::: Exercise materials
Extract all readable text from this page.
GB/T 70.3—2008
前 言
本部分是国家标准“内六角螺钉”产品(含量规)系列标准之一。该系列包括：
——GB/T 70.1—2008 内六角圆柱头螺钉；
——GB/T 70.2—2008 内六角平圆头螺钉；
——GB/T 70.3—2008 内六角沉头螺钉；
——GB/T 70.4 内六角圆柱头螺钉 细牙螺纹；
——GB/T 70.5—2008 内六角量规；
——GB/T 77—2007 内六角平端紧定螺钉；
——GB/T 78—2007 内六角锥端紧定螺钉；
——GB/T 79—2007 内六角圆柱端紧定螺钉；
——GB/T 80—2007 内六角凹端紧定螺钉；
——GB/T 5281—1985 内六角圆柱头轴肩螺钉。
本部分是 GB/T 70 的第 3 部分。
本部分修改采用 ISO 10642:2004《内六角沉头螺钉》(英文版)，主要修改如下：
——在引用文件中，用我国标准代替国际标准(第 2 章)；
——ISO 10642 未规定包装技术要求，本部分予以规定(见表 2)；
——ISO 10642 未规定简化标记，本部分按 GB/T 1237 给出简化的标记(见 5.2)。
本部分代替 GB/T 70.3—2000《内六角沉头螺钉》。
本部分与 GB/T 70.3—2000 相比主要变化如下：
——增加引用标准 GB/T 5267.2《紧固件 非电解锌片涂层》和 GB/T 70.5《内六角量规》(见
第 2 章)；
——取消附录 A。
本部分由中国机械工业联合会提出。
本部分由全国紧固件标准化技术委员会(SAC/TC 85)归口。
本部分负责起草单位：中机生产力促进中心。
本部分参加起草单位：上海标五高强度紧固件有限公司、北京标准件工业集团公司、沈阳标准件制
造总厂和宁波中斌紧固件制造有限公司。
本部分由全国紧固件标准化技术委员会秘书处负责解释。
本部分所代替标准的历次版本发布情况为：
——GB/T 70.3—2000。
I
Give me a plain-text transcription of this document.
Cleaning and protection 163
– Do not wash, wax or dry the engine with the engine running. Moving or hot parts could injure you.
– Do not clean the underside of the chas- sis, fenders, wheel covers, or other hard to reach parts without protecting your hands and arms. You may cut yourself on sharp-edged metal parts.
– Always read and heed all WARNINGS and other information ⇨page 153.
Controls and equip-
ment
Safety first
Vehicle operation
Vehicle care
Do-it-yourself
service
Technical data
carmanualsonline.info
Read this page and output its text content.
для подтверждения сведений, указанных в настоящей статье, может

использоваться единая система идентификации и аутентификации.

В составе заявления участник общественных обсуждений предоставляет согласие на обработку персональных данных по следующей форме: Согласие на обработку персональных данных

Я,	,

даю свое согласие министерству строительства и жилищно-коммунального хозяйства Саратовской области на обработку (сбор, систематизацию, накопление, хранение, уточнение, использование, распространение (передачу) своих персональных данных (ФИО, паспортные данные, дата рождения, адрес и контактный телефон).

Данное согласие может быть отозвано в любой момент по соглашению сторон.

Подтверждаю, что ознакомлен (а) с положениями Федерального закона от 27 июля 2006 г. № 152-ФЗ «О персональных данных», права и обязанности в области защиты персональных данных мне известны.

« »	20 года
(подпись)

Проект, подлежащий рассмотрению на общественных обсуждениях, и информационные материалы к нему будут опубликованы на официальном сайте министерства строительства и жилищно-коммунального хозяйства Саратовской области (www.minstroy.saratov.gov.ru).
::::::
- **Exercise details**:
Write out every line of the data that holds the word "text".

- **Task result**:
Extract all readable text from this page.
Give me a plain-text transcription of this document.
Read this page and output its text content.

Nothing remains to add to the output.